## WHAT YOU ARE ASKED TO DO
Go through the entries one line at a time, and gather every line that has the word "structured".

## DATA SECTION
··········
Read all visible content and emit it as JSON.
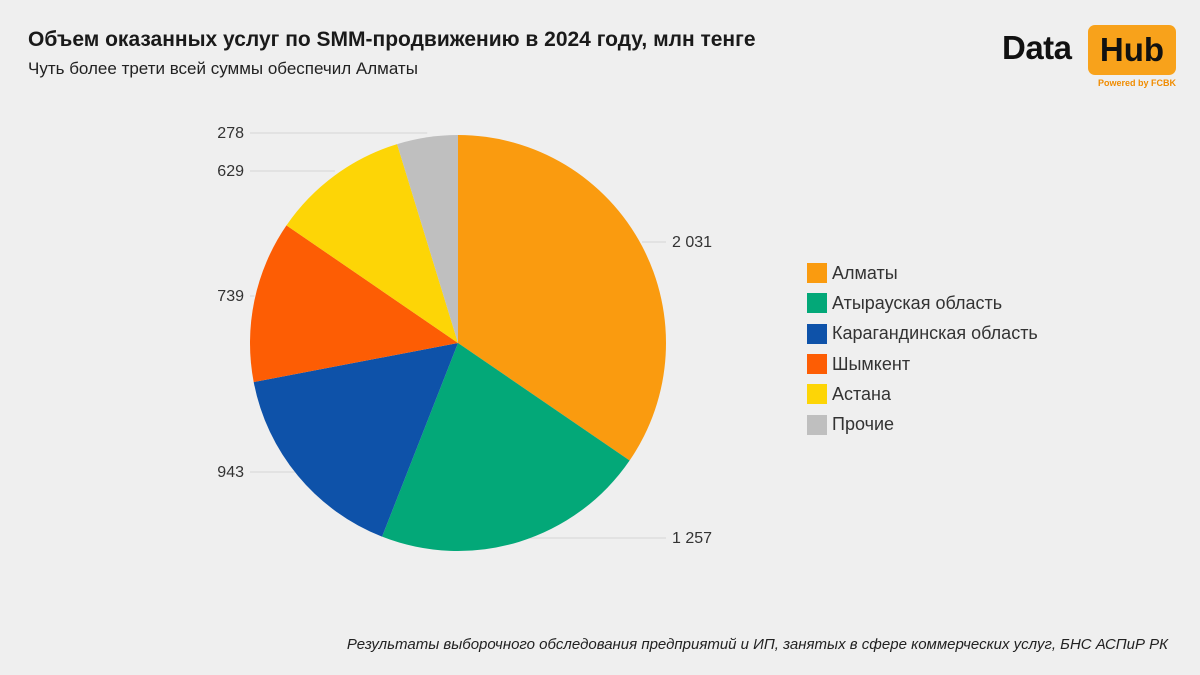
{
  "header": {
    "title": "Объем оказанных услуг по SMM-продвижению в 2024 году, млн тенге",
    "subtitle": "Чуть более трети всей суммы обеспечил Алматы"
  },
  "logo": {
    "word1": "Data",
    "word2": "Hub",
    "tagline": "Powered by FCBK",
    "accent": "#f8a21b"
  },
  "footer": {
    "source": "Результаты выборочного обследования предприятий и ИП, занятых в сфере коммерческих услуг, БНС АСПиР РК"
  },
  "chart_data": {
    "type": "pie",
    "title": "Объем оказанных услуг по SMM-продвижению в 2024 году, млн тенге",
    "subtitle": "Чуть более трети всей суммы обеспечил Алматы",
    "legend_position": "right",
    "slices": [
      {
        "label": "Алматы",
        "value": 2031,
        "display": "2 031",
        "color": "#fa9b0f"
      },
      {
        "label": "Атырауская область",
        "value": 1257,
        "display": "1 257",
        "color": "#03a878"
      },
      {
        "label": "Карагандинская область",
        "value": 943,
        "display": "943",
        "color": "#0e52a9"
      },
      {
        "label": "Шымкент",
        "value": 739,
        "display": "739",
        "color": "#fd5d04"
      },
      {
        "label": "Астана",
        "value": 629,
        "display": "629",
        "color": "#fdd506"
      },
      {
        "label": "Прочие",
        "value": 278,
        "display": "278",
        "color": "#bfbfbf"
      }
    ]
  }
}
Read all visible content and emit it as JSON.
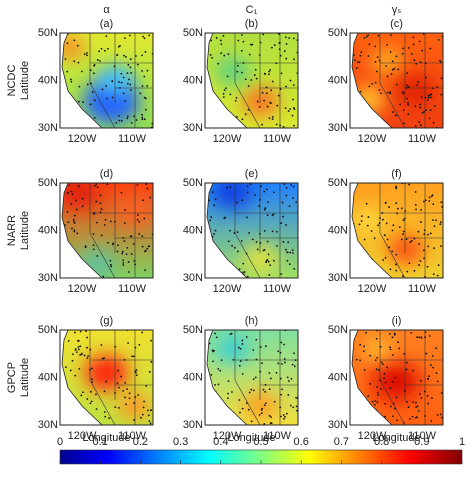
{
  "columns": [
    {
      "title": "α"
    },
    {
      "title": "C₁"
    },
    {
      "title": "γₛ"
    }
  ],
  "rows": [
    {
      "dataset": "NCDC",
      "axis_label": "Latitude",
      "panels": [
        "(a)",
        "(b)",
        "(c)"
      ]
    },
    {
      "dataset": "NARR",
      "axis_label": "Latitude",
      "panels": [
        "(d)",
        "(e)",
        "(f)"
      ]
    },
    {
      "dataset": "GPCP",
      "axis_label": "Latitude",
      "panels": [
        "(g)",
        "(h)",
        "(i)"
      ]
    }
  ],
  "lat_ticks": [
    "50N",
    "40N",
    "30N"
  ],
  "lon_ticks": [
    "120W",
    "110W"
  ],
  "x_axis_label": "Longitude",
  "colorbar": {
    "ticks": [
      0,
      0.1,
      0.2,
      0.3,
      0.4,
      0.5,
      0.6,
      0.7,
      0.8,
      0.9,
      1
    ]
  }
}
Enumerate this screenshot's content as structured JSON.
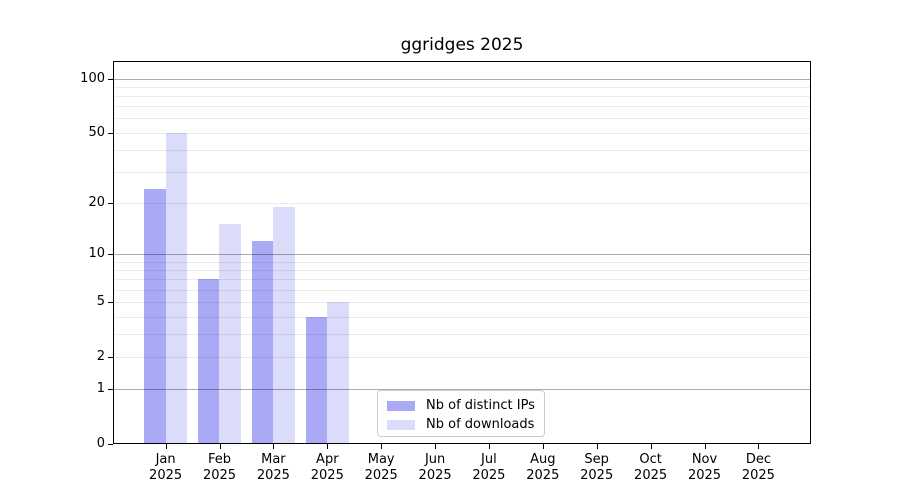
{
  "title": "ggridges 2025",
  "chart_data": {
    "type": "bar",
    "title": "ggridges 2025",
    "y_scale": "log1p",
    "ylim": [
      0,
      125
    ],
    "grid": true,
    "categories": [
      "Jan 2025",
      "Feb 2025",
      "Mar 2025",
      "Apr 2025",
      "May 2025",
      "Jun 2025",
      "Jul 2025",
      "Aug 2025",
      "Sep 2025",
      "Oct 2025",
      "Nov 2025",
      "Dec 2025"
    ],
    "series": [
      {
        "name": "Nb of distinct IPs",
        "color": "#a9a9f6",
        "values": [
          24,
          7,
          12,
          4,
          null,
          null,
          null,
          null,
          null,
          null,
          null,
          null
        ]
      },
      {
        "name": "Nb of downloads",
        "color": "#dbdbfa",
        "values": [
          50,
          15,
          19,
          5,
          null,
          null,
          null,
          null,
          null,
          null,
          null,
          null
        ]
      }
    ],
    "y_ticks": [
      0,
      1,
      2,
      5,
      10,
      20,
      50,
      100
    ],
    "y_major_grid": [
      1,
      10,
      100
    ],
    "y_minor_grid": [
      2,
      3,
      4,
      5,
      6,
      7,
      8,
      9,
      20,
      30,
      40,
      50,
      60,
      70,
      80,
      90
    ],
    "legend": {
      "labels": [
        "Nb of distinct IPs",
        "Nb of downloads"
      ],
      "position": "lower-center"
    }
  },
  "colors": {
    "background": "#ffffff",
    "bar_distinct_ips": "#a9a9f6",
    "bar_downloads": "#dbdbfa",
    "grid_major": "#b0b0b0",
    "grid_minor": "#ebebeb",
    "legend_border": "#cccccc",
    "axis": "#000000"
  }
}
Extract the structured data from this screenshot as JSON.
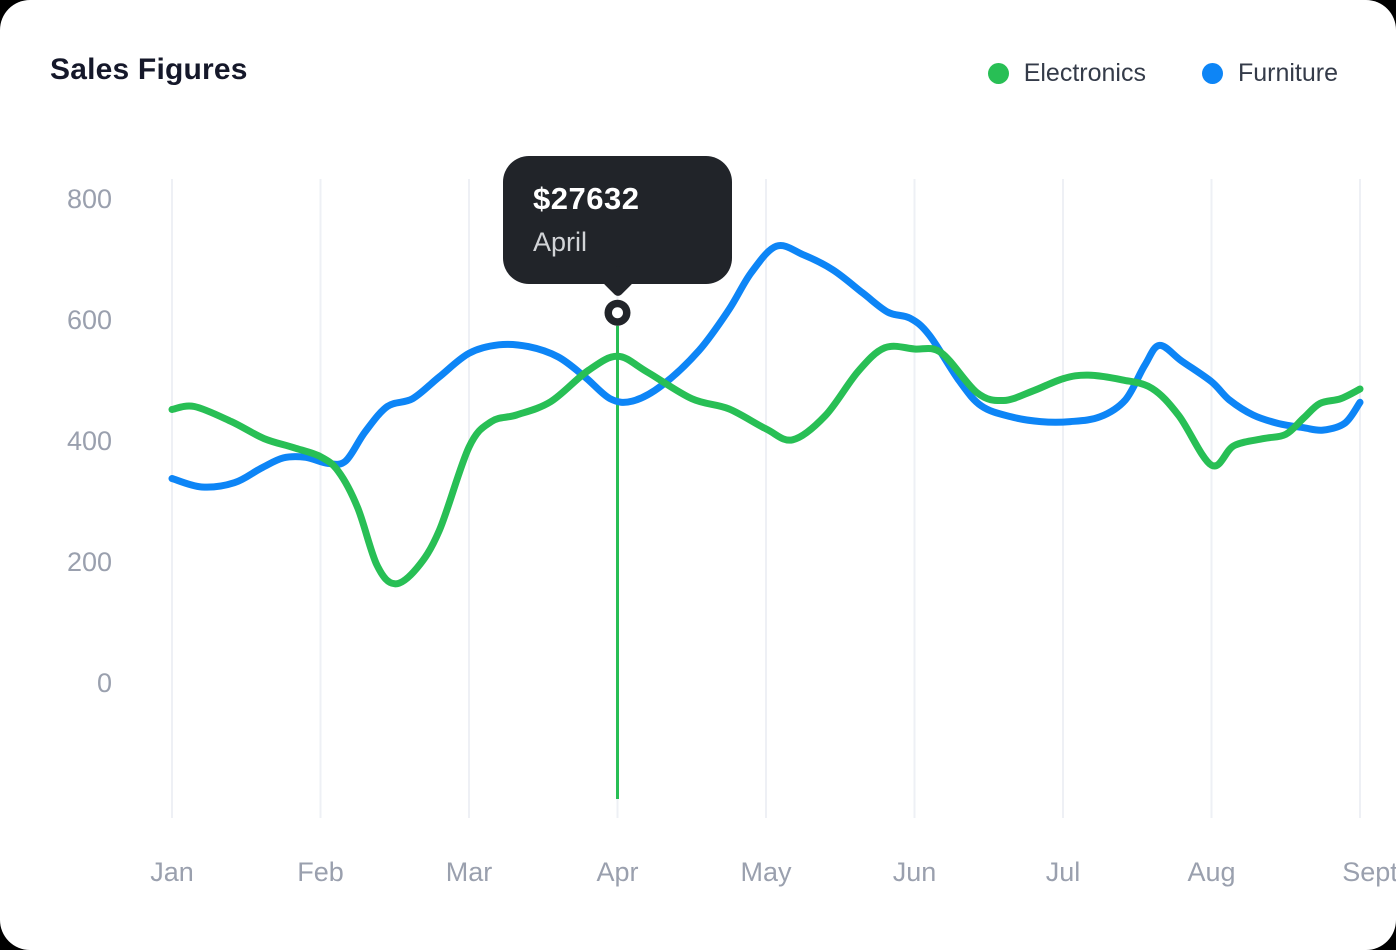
{
  "window": {
    "background": "#000000",
    "card_background": "#ffffff"
  },
  "header": {
    "title": "Sales Figures",
    "legend": [
      {
        "label": "Electronics",
        "color": "#28bf55"
      },
      {
        "label": "Furniture",
        "color": "#0d85f6"
      }
    ]
  },
  "tooltip": {
    "value": "$27632",
    "label": "April",
    "background": "#212429",
    "text_color": "#ffffff",
    "secondary_text_color": "#d2d4d7",
    "anchor_month": "Apr",
    "anchor_month_index": 3,
    "marker_value": 612
  },
  "chart_data": {
    "type": "line",
    "title": "Sales Figures",
    "categories": [
      "Jan",
      "Feb",
      "Mar",
      "Apr",
      "May",
      "Jun",
      "Jul",
      "Aug",
      "Sept"
    ],
    "y_axis": {
      "ticks": [
        0,
        200,
        400,
        600,
        800
      ],
      "label_color": "#9aa0ae"
    },
    "x_axis": {
      "label_color": "#9aa0ae"
    },
    "ylim": [
      -220,
      830
    ],
    "grid": {
      "vertical": true,
      "horizontal": false,
      "color": "#eef0f5"
    },
    "legend_position": "top-right",
    "line_width": 7,
    "series": [
      {
        "name": "Electronics",
        "color": "#28bf55",
        "monthly_values": [
          452,
          374,
          390,
          540,
          420,
          551,
          503,
          360,
          486
        ],
        "samples": [
          [
            0,
            452
          ],
          [
            0.15,
            457
          ],
          [
            0.4,
            432
          ],
          [
            0.62,
            404
          ],
          [
            0.82,
            389
          ],
          [
            1,
            374
          ],
          [
            1.12,
            350
          ],
          [
            1.25,
            290
          ],
          [
            1.38,
            195
          ],
          [
            1.5,
            164
          ],
          [
            1.65,
            190
          ],
          [
            1.8,
            252
          ],
          [
            2,
            390
          ],
          [
            2.15,
            432
          ],
          [
            2.32,
            443
          ],
          [
            2.55,
            465
          ],
          [
            2.8,
            516
          ],
          [
            3,
            540
          ],
          [
            3.2,
            514
          ],
          [
            3.5,
            470
          ],
          [
            3.75,
            453
          ],
          [
            4,
            420
          ],
          [
            4.18,
            402
          ],
          [
            4.4,
            442
          ],
          [
            4.62,
            515
          ],
          [
            4.8,
            554
          ],
          [
            5,
            552
          ],
          [
            5.18,
            546
          ],
          [
            5.42,
            480
          ],
          [
            5.6,
            467
          ],
          [
            5.8,
            483
          ],
          [
            6,
            503
          ],
          [
            6.17,
            509
          ],
          [
            6.4,
            501
          ],
          [
            6.6,
            487
          ],
          [
            6.78,
            442
          ],
          [
            7,
            360
          ],
          [
            7.15,
            392
          ],
          [
            7.35,
            404
          ],
          [
            7.5,
            411
          ],
          [
            7.62,
            438
          ],
          [
            7.73,
            462
          ],
          [
            7.87,
            470
          ],
          [
            8,
            486
          ]
        ]
      },
      {
        "name": "Furniture",
        "color": "#0d85f6",
        "monthly_values": [
          338,
          368,
          545,
          467,
          718,
          595,
          433,
          498,
          464
        ],
        "samples": [
          [
            0,
            338
          ],
          [
            0.2,
            324
          ],
          [
            0.42,
            331
          ],
          [
            0.6,
            355
          ],
          [
            0.75,
            372
          ],
          [
            0.9,
            373
          ],
          [
            1.05,
            363
          ],
          [
            1.17,
            367
          ],
          [
            1.3,
            415
          ],
          [
            1.45,
            457
          ],
          [
            1.62,
            470
          ],
          [
            1.8,
            506
          ],
          [
            2,
            545
          ],
          [
            2.2,
            559
          ],
          [
            2.4,
            556
          ],
          [
            2.6,
            539
          ],
          [
            2.78,
            506
          ],
          [
            2.95,
            470
          ],
          [
            3.1,
            466
          ],
          [
            3.3,
            492
          ],
          [
            3.55,
            550
          ],
          [
            3.75,
            617
          ],
          [
            3.9,
            678
          ],
          [
            4.07,
            722
          ],
          [
            4.25,
            708
          ],
          [
            4.45,
            683
          ],
          [
            4.65,
            645
          ],
          [
            4.82,
            613
          ],
          [
            4.97,
            603
          ],
          [
            5.1,
            575
          ],
          [
            5.3,
            500
          ],
          [
            5.45,
            458
          ],
          [
            5.65,
            440
          ],
          [
            5.85,
            432
          ],
          [
            6.05,
            432
          ],
          [
            6.25,
            440
          ],
          [
            6.42,
            468
          ],
          [
            6.55,
            525
          ],
          [
            6.65,
            558
          ],
          [
            6.8,
            532
          ],
          [
            7,
            498
          ],
          [
            7.12,
            468
          ],
          [
            7.28,
            443
          ],
          [
            7.45,
            429
          ],
          [
            7.62,
            422
          ],
          [
            7.75,
            418
          ],
          [
            7.9,
            430
          ],
          [
            8,
            464
          ]
        ]
      }
    ]
  }
}
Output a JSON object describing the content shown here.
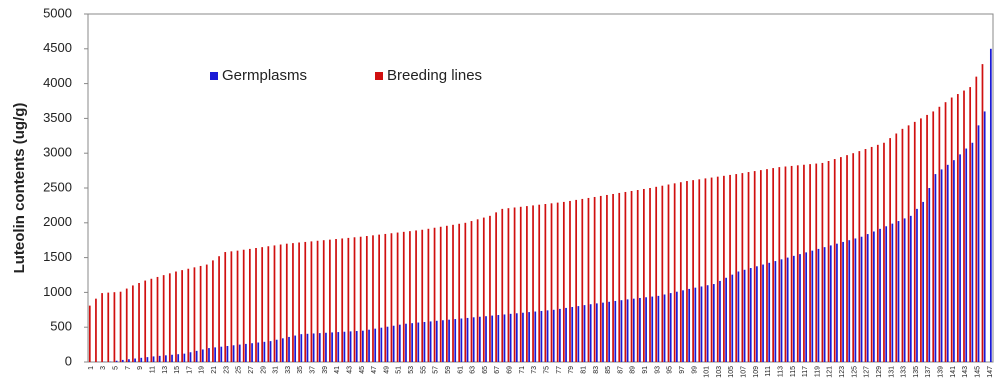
{
  "chart_data": {
    "type": "bar",
    "y_label": "Luteolin contents (ug/g)",
    "ylim": [
      0,
      5000
    ],
    "yticks": [
      0,
      500,
      1000,
      1500,
      2000,
      2500,
      3000,
      3500,
      4000,
      4500,
      5000
    ],
    "categories": [
      "1",
      null,
      "3",
      null,
      "5",
      null,
      "7",
      null,
      "9",
      null,
      "11",
      null,
      "13",
      null,
      "15",
      null,
      "17",
      null,
      "19",
      null,
      "21",
      null,
      "23",
      null,
      "25",
      null,
      "27",
      null,
      "29",
      null,
      "31",
      null,
      "33",
      null,
      "35",
      null,
      "37",
      null,
      "39",
      null,
      "41",
      null,
      "43",
      null,
      "45",
      null,
      "47",
      null,
      "49",
      null,
      "51",
      null,
      "53",
      null,
      "55",
      null,
      "57",
      null,
      "59",
      null,
      "61",
      null,
      "63",
      null,
      "65",
      null,
      "67",
      null,
      "69",
      null,
      "71",
      null,
      "73",
      null,
      "75",
      null,
      "77",
      null,
      "79",
      null,
      "81",
      null,
      "83",
      null,
      "85",
      null,
      "87",
      null,
      "89",
      null,
      "91",
      null,
      "93",
      null,
      "95",
      null,
      "97",
      null,
      "99",
      null,
      "101",
      null,
      "103",
      null,
      "105",
      null,
      "107",
      null,
      "109",
      null,
      "111",
      null,
      "113",
      null,
      "115",
      null,
      "117",
      null,
      "119",
      null,
      "121",
      null,
      "123",
      null,
      "125",
      null,
      "127",
      null,
      "129",
      null,
      "131",
      null,
      "133",
      null,
      "135",
      null,
      "137",
      null,
      "139",
      null,
      "141",
      null,
      "143",
      null,
      "145",
      null,
      "147"
    ],
    "series": [
      {
        "name": "Germplasms",
        "color": "#1a1ad6",
        "values": [
          0,
          2,
          3,
          5,
          18,
          30,
          40,
          50,
          60,
          70,
          80,
          88,
          96,
          104,
          112,
          120,
          140,
          160,
          180,
          200,
          210,
          220,
          230,
          240,
          250,
          260,
          270,
          280,
          290,
          300,
          320,
          340,
          360,
          380,
          400,
          405,
          410,
          415,
          420,
          425,
          430,
          435,
          440,
          445,
          450,
          464,
          479,
          493,
          507,
          521,
          536,
          550,
          558,
          567,
          575,
          583,
          592,
          600,
          608,
          617,
          625,
          633,
          642,
          650,
          658,
          667,
          675,
          683,
          692,
          700,
          708,
          717,
          725,
          733,
          742,
          750,
          763,
          777,
          790,
          803,
          817,
          830,
          842,
          853,
          865,
          877,
          888,
          900,
          910,
          920,
          930,
          940,
          950,
          970,
          990,
          1010,
          1030,
          1050,
          1068,
          1085,
          1103,
          1120,
          1165,
          1210,
          1255,
          1300,
          1325,
          1350,
          1375,
          1400,
          1425,
          1450,
          1475,
          1500,
          1525,
          1550,
          1575,
          1600,
          1625,
          1650,
          1675,
          1700,
          1725,
          1750,
          1775,
          1800,
          1838,
          1875,
          1913,
          1950,
          1988,
          2025,
          2063,
          2100,
          2200,
          2300,
          2500,
          2700,
          2767,
          2833,
          2900,
          2983,
          3067,
          3150,
          3400,
          3600,
          4500
        ]
      },
      {
        "name": "Breeding lines",
        "color": "#d01010",
        "values": [
          810,
          910,
          990,
          997,
          1003,
          1010,
          1055,
          1100,
          1135,
          1170,
          1196,
          1222,
          1248,
          1274,
          1300,
          1320,
          1340,
          1360,
          1380,
          1400,
          1460,
          1520,
          1580,
          1590,
          1600,
          1613,
          1625,
          1638,
          1650,
          1663,
          1675,
          1688,
          1700,
          1708,
          1717,
          1725,
          1733,
          1742,
          1750,
          1758,
          1767,
          1775,
          1783,
          1792,
          1800,
          1810,
          1820,
          1830,
          1840,
          1850,
          1860,
          1870,
          1880,
          1890,
          1900,
          1914,
          1929,
          1943,
          1957,
          1971,
          1986,
          2000,
          2025,
          2050,
          2075,
          2100,
          2150,
          2200,
          2210,
          2220,
          2230,
          2240,
          2250,
          2260,
          2270,
          2280,
          2290,
          2300,
          2314,
          2329,
          2343,
          2357,
          2371,
          2386,
          2400,
          2414,
          2429,
          2443,
          2457,
          2471,
          2486,
          2500,
          2517,
          2533,
          2550,
          2567,
          2583,
          2600,
          2613,
          2625,
          2638,
          2650,
          2663,
          2675,
          2688,
          2700,
          2714,
          2729,
          2743,
          2757,
          2771,
          2786,
          2800,
          2809,
          2817,
          2826,
          2834,
          2843,
          2851,
          2860,
          2888,
          2916,
          2944,
          2972,
          3000,
          3030,
          3060,
          3090,
          3120,
          3150,
          3217,
          3283,
          3350,
          3400,
          3450,
          3500,
          3550,
          3600,
          3667,
          3733,
          3800,
          3850,
          3900,
          3950,
          4100,
          4280,
          null
        ]
      }
    ]
  }
}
··········
## SOLVED EXERCISE
Enumerate this screenshot's content as structured JSON.
Extract the structured data from this screenshot as JSON.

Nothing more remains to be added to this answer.